■ WORK TO COMPLETE
Return exactly the lines of the entries that start at the line containing "Read all visible content and emit it as JSON." and continue to the last line. Omit the pictures.

*** RECORDS TO PROCESS

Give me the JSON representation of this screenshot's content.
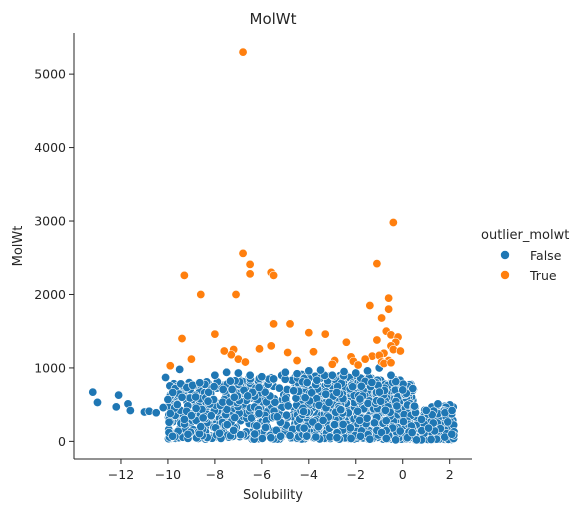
{
  "chart_data": {
    "type": "scatter",
    "title": "MolWt",
    "xlabel": "Solubility",
    "ylabel": "MolWt",
    "xlim": [
      -14,
      2.95
    ],
    "ylim": [
      -240,
      5560
    ],
    "xticks": [
      -12,
      -10,
      -8,
      -6,
      -4,
      -2,
      0,
      2
    ],
    "xtick_labels": [
      "−12",
      "−10",
      "−8",
      "−6",
      "−4",
      "−2",
      "0",
      "2"
    ],
    "yticks": [
      0,
      1000,
      2000,
      3000,
      4000,
      5000
    ],
    "ytick_labels": [
      "0",
      "1000",
      "2000",
      "3000",
      "4000",
      "5000"
    ],
    "grid": false,
    "legend": {
      "title": "outlier_molwt",
      "placement": "right",
      "entries": [
        {
          "label": "False",
          "color": "#1f77b4"
        },
        {
          "label": "True",
          "color": "#ff7f0e"
        }
      ]
    },
    "series": [
      {
        "name": "False",
        "color": "#1f77b4",
        "note_dense_region": true,
        "x": [
          -13.2,
          -13.0,
          -12.1,
          -12.2,
          -11.7,
          -11.6,
          -11.0,
          -10.8,
          -10.5,
          -10.2,
          -10.1,
          -9.95,
          -9.8,
          -10.0,
          -9.9,
          -9.6,
          -9.4,
          -9.2,
          -9.0,
          -9.5,
          -8.8,
          -8.5,
          -8.0,
          -7.5,
          -7.0,
          -6.5,
          -6.0,
          -5.5,
          -5.0,
          -4.5,
          -4.0,
          -3.5,
          -3.0,
          -2.5,
          -2.0,
          -1.5,
          -1.0,
          -0.5,
          0.0,
          0.5,
          0.8,
          1.0,
          1.3,
          1.5,
          1.8,
          2.1,
          -4.2,
          -1.1,
          -0.9,
          -7.8,
          -6.9,
          -5.2,
          -3.1,
          -2.2,
          -1.4,
          -0.3,
          0.2,
          -9.3,
          -8.6,
          -7.2,
          -6.3,
          -4.8,
          -3.7,
          -2.8,
          -1.8,
          -0.7,
          0.4,
          1.1
        ],
        "y": [
          670,
          530,
          630,
          470,
          510,
          420,
          400,
          410,
          390,
          460,
          870,
          260,
          70,
          570,
          380,
          500,
          600,
          410,
          350,
          980,
          450,
          320,
          900,
          940,
          930,
          900,
          880,
          850,
          940,
          920,
          960,
          970,
          900,
          950,
          930,
          960,
          1000,
          900,
          700,
          480,
          300,
          420,
          250,
          510,
          390,
          420,
          180,
          150,
          120,
          110,
          90,
          70,
          60,
          40,
          30,
          20,
          50,
          300,
          200,
          150,
          100,
          80,
          60,
          50,
          70,
          40,
          120,
          180
        ]
      },
      {
        "name": "True",
        "color": "#ff7f0e",
        "x": [
          -6.8,
          -0.4,
          -6.8,
          -6.5,
          -6.5,
          -1.1,
          -5.6,
          -5.5,
          -8.6,
          -7.1,
          -9.3,
          -0.6,
          -1.4,
          -0.6,
          -0.9,
          -5.5,
          -4.8,
          -4.0,
          -3.3,
          -1.1,
          -0.7,
          -0.5,
          -0.2,
          -0.3,
          -7.2,
          -8.0,
          -9.4,
          -9.0,
          -5.6,
          -4.9,
          -2.4,
          -6.1,
          -7.3,
          -7.6,
          -1.3,
          -0.8,
          -0.5,
          -0.4,
          -3.8,
          -2.9,
          -2.2,
          -1.6,
          -1.0,
          -0.9,
          -0.6,
          -0.1,
          -7.0,
          -6.7,
          -9.9,
          -4.5,
          -3.0,
          -2.1,
          -1.9,
          -0.8,
          -0.5
        ],
        "y": [
          5300,
          2980,
          2560,
          2410,
          2280,
          2420,
          2300,
          2260,
          2000,
          2000,
          2260,
          1950,
          1850,
          1800,
          1680,
          1600,
          1600,
          1480,
          1460,
          1380,
          1500,
          1450,
          1420,
          1350,
          1250,
          1460,
          1400,
          1120,
          1300,
          1210,
          1350,
          1260,
          1180,
          1230,
          1160,
          1200,
          1300,
          1250,
          1220,
          1100,
          1150,
          1120,
          1170,
          1080,
          1100,
          1230,
          1120,
          1080,
          1030,
          1100,
          1050,
          1090,
          1040,
          1060,
          1070
        ]
      }
    ]
  }
}
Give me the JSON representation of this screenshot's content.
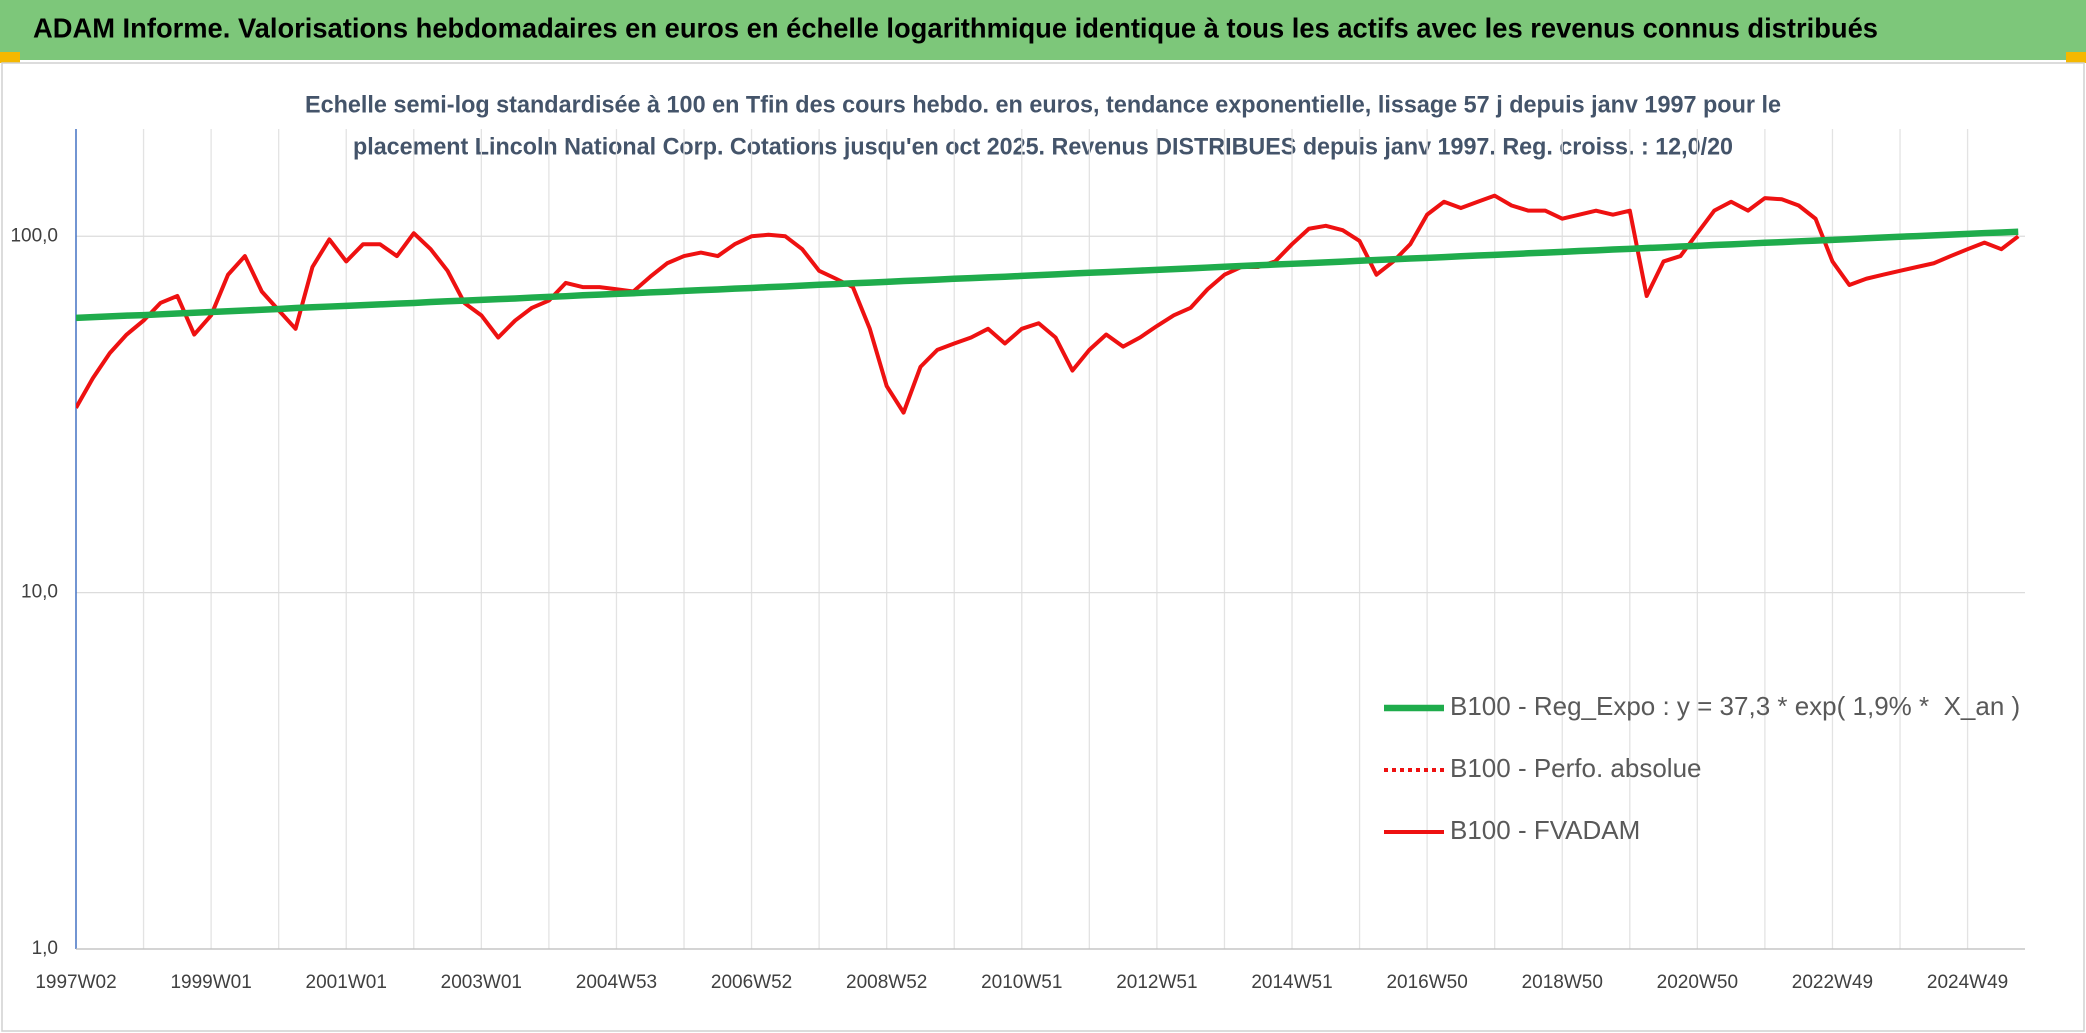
{
  "chart_data": {
    "type": "line",
    "title": "ADAM Informe. Valorisations hebdomadaires en euros en échelle logarithmique identique à tous les actifs avec les revenus connus distribués",
    "subtitle": [
      "Echelle semi-log standardisée à 100 en Tfin des cours hebdo. en euros, tendance exponentielle, lissage 57 j depuis janv 1997 pour le",
      "placement Lincoln National Corp. Cotations jusqu'en oct 2025. Revenus DISTRIBUES depuis janv 1997. Reg. croiss. : 12,0/20"
    ],
    "log_scale": true,
    "grid": true,
    "legend": "bottom-right",
    "ylim": [
      1,
      200
    ],
    "yticks": [
      {
        "value": 1,
        "label": "1,0"
      },
      {
        "value": 10,
        "label": "10,0"
      },
      {
        "value": 100,
        "label": "100,0"
      }
    ],
    "categories": [
      "1997W02",
      null,
      null,
      null,
      null,
      null,
      null,
      null,
      "1999W01",
      null,
      null,
      null,
      null,
      null,
      null,
      null,
      "2001W01",
      null,
      null,
      null,
      null,
      null,
      null,
      null,
      "2003W01",
      null,
      null,
      null,
      null,
      null,
      null,
      null,
      "2004W53",
      null,
      null,
      null,
      null,
      null,
      null,
      null,
      "2006W52",
      null,
      null,
      null,
      null,
      null,
      null,
      null,
      "2008W52",
      null,
      null,
      null,
      null,
      null,
      null,
      null,
      "2010W51",
      null,
      null,
      null,
      null,
      null,
      null,
      null,
      "2012W51",
      null,
      null,
      null,
      null,
      null,
      null,
      null,
      "2014W51",
      null,
      null,
      null,
      null,
      null,
      null,
      null,
      "2016W50",
      null,
      null,
      null,
      null,
      null,
      null,
      null,
      "2018W50",
      null,
      null,
      null,
      null,
      null,
      null,
      null,
      "2020W50",
      null,
      null,
      null,
      null,
      null,
      null,
      null,
      "2022W49",
      null,
      null,
      null,
      null,
      null,
      null,
      null,
      "2024W49",
      null,
      null,
      null
    ],
    "series": [
      {
        "name": "B100 - Reg_Expo : y = 37,3 * exp( 1,9% *  X_an )",
        "color": "#1fac4c",
        "style": "solid",
        "width": 6.5,
        "values": [
          59.0,
          59.3,
          59.6,
          59.9,
          60.1,
          60.4,
          60.7,
          61.0,
          61.3,
          61.6,
          61.9,
          62.2,
          62.5,
          62.9,
          63.2,
          63.5,
          63.8,
          64.1,
          64.4,
          64.7,
          65.0,
          65.4,
          65.7,
          66.0,
          66.3,
          66.6,
          66.9,
          67.3,
          67.6,
          67.9,
          68.3,
          68.6,
          68.9,
          69.2,
          69.6,
          69.9,
          70.3,
          70.6,
          70.9,
          71.3,
          71.6,
          72.0,
          72.3,
          72.7,
          73.1,
          73.4,
          73.8,
          74.1,
          74.5,
          74.9,
          75.2,
          75.6,
          76.0,
          76.3,
          76.7,
          77.0,
          77.4,
          77.8,
          78.2,
          78.6,
          79.0,
          79.3,
          79.7,
          80.1,
          80.5,
          80.9,
          81.3,
          81.7,
          82.1,
          82.5,
          82.9,
          83.3,
          83.7,
          84.1,
          84.5,
          84.9,
          85.4,
          85.8,
          86.2,
          86.6,
          87.0,
          87.4,
          87.9,
          88.3,
          88.7,
          89.1,
          89.6,
          90.0,
          90.4,
          90.9,
          91.3,
          91.8,
          92.2,
          92.7,
          93.1,
          93.6,
          94.0,
          94.5,
          94.9,
          95.4,
          95.9,
          96.3,
          96.8,
          97.2,
          97.7,
          98.2,
          98.7,
          99.2,
          99.7,
          100.1,
          100.6,
          101.1,
          101.6,
          102.1,
          102.5,
          103.0
        ]
      },
      {
        "name": "B100 - Perfo. absolue",
        "color": "#ee1111",
        "style": "dotted",
        "width": 4,
        "values": [
          null,
          null,
          null,
          null,
          null,
          null,
          null,
          null,
          null,
          null,
          null,
          null,
          null,
          null,
          null,
          null,
          null,
          null,
          null,
          null,
          null,
          null,
          null,
          null,
          null,
          null,
          null,
          null,
          null,
          null,
          null,
          null,
          null,
          null,
          null,
          null,
          null,
          null,
          null,
          null,
          null,
          null,
          null,
          null,
          null,
          null,
          null,
          null,
          null,
          null,
          null,
          null,
          null,
          null,
          null,
          null,
          null,
          null,
          null,
          null,
          null,
          null,
          null,
          null,
          null,
          null,
          null,
          null,
          null,
          null,
          null,
          null,
          null,
          null,
          null,
          null,
          null,
          null,
          null,
          null,
          null,
          null,
          null,
          null,
          null,
          null,
          null,
          null,
          null,
          null,
          null,
          null,
          null,
          null,
          null,
          null,
          null,
          null,
          null,
          null,
          null,
          null,
          null,
          null,
          null,
          null,
          null,
          null,
          null,
          null,
          null,
          null,
          null,
          null,
          null,
          null
        ]
      },
      {
        "name": "B100 - FVADAM",
        "color": "#ee1111",
        "style": "solid",
        "width": 4,
        "values": [
          33,
          40,
          47,
          53,
          58,
          65,
          68,
          53,
          60,
          78,
          88,
          70,
          62,
          55,
          82,
          98,
          85,
          95,
          95,
          88,
          102,
          92,
          80,
          65,
          60,
          52,
          58,
          63,
          66,
          74,
          72,
          72,
          71,
          70,
          77,
          84,
          88,
          90,
          88,
          95,
          100,
          101,
          100,
          92,
          80,
          76,
          72,
          55,
          38,
          32,
          43,
          48,
          50,
          52,
          55,
          50,
          55,
          57,
          52,
          42,
          48,
          53,
          49,
          52,
          56,
          60,
          63,
          71,
          78,
          82,
          82,
          85,
          95,
          105,
          107,
          104,
          97,
          78,
          85,
          95,
          115,
          125,
          120,
          125,
          130,
          122,
          118,
          118,
          112,
          115,
          118,
          115,
          118,
          68,
          85,
          88,
          102,
          118,
          125,
          118,
          128,
          127,
          122,
          112,
          85,
          73,
          76,
          78,
          80,
          82,
          84,
          88,
          92,
          96,
          92,
          100
        ]
      }
    ]
  }
}
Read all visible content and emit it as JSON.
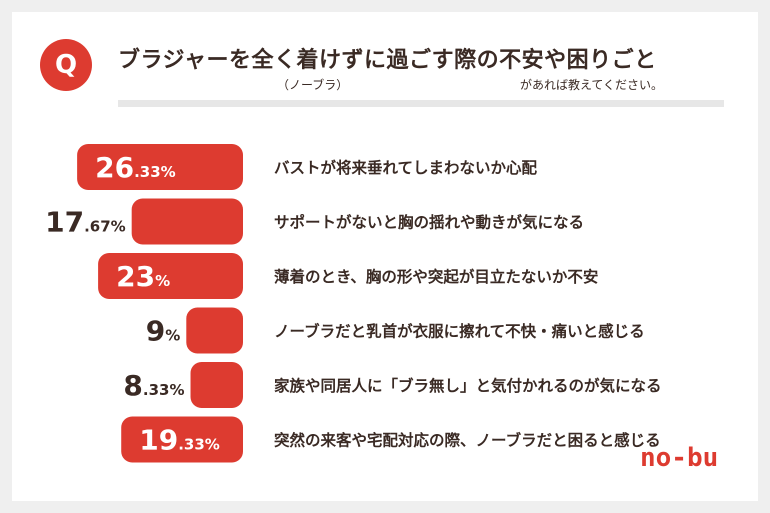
{
  "question": {
    "badge": "Q",
    "title": "ブラジャーを全く着けずに過ごす際の不安や困りごと",
    "ruby_left": "（ノーブラ）",
    "ruby_right": "があれば教えてください。"
  },
  "brand": "no-bu",
  "colors": {
    "accent": "#dd3b30",
    "text": "#3a2a24"
  },
  "chart_data": {
    "type": "bar",
    "orientation": "horizontal",
    "categories": [
      "バストが将来垂れてしまわないか心配",
      "サポートがないと胸の揺れや動きが気になる",
      "薄着のとき、胸の形や突起が目立たないか不安",
      "ノーブラだと乳首が衣服に擦れて不快・痛いと感じる",
      "家族や同居人に「ブラ無し」と気付かれるのが気になる",
      "突然の来客や宅配対応の際、ノーブラだと困ると感じる"
    ],
    "values": [
      26.33,
      17.67,
      23,
      9,
      8.33,
      19.33
    ],
    "labels": [
      {
        "int": "26",
        "dec": ".33%"
      },
      {
        "int": "17",
        "dec": ".67%"
      },
      {
        "int": "23",
        "dec": "%"
      },
      {
        "int": "9",
        "dec": "%"
      },
      {
        "int": "8",
        "dec": ".33%"
      },
      {
        "int": "19",
        "dec": ".33%"
      }
    ],
    "unit": "%",
    "color": "#dd3b30"
  }
}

******

■ EXERCISE OUTPUT
Read all visible content and emit it as JSON.
{
  "question": {
    "badge": "Q",
    "title": "ブラジャーを全く着けずに過ごす際の不安や困りごと",
    "ruby_left": "（ノーブラ）",
    "ruby_right": "があれば教えてください。"
  },
  "brand": "no-bu",
  "colors": {
    "accent": "#dd3b30",
    "text": "#3a2a24"
  },
  "chart_data": {
    "type": "bar",
    "orientation": "horizontal",
    "categories": [
      "バストが将来垂れてしまわないか心配",
      "サポートがないと胸の揺れや動きが気になる",
      "薄着のとき、胸の形や突起が目立たないか不安",
      "ノーブラだと乳首が衣服に擦れて不快・痛いと感じる",
      "家族や同居人に「ブラ無し」と気付かれるのが気になる",
      "突然の来客や宅配対応の際、ノーブラだと困ると感じる"
    ],
    "values": [
      26.33,
      17.67,
      23,
      9,
      8.33,
      19.33
    ],
    "labels": [
      {
        "int": "26",
        "dec": ".33%"
      },
      {
        "int": "17",
        "dec": ".67%"
      },
      {
        "int": "23",
        "dec": "%"
      },
      {
        "int": "9",
        "dec": "%"
      },
      {
        "int": "8",
        "dec": ".33%"
      },
      {
        "int": "19",
        "dec": ".33%"
      }
    ],
    "unit": "%",
    "color": "#dd3b30"
  }
}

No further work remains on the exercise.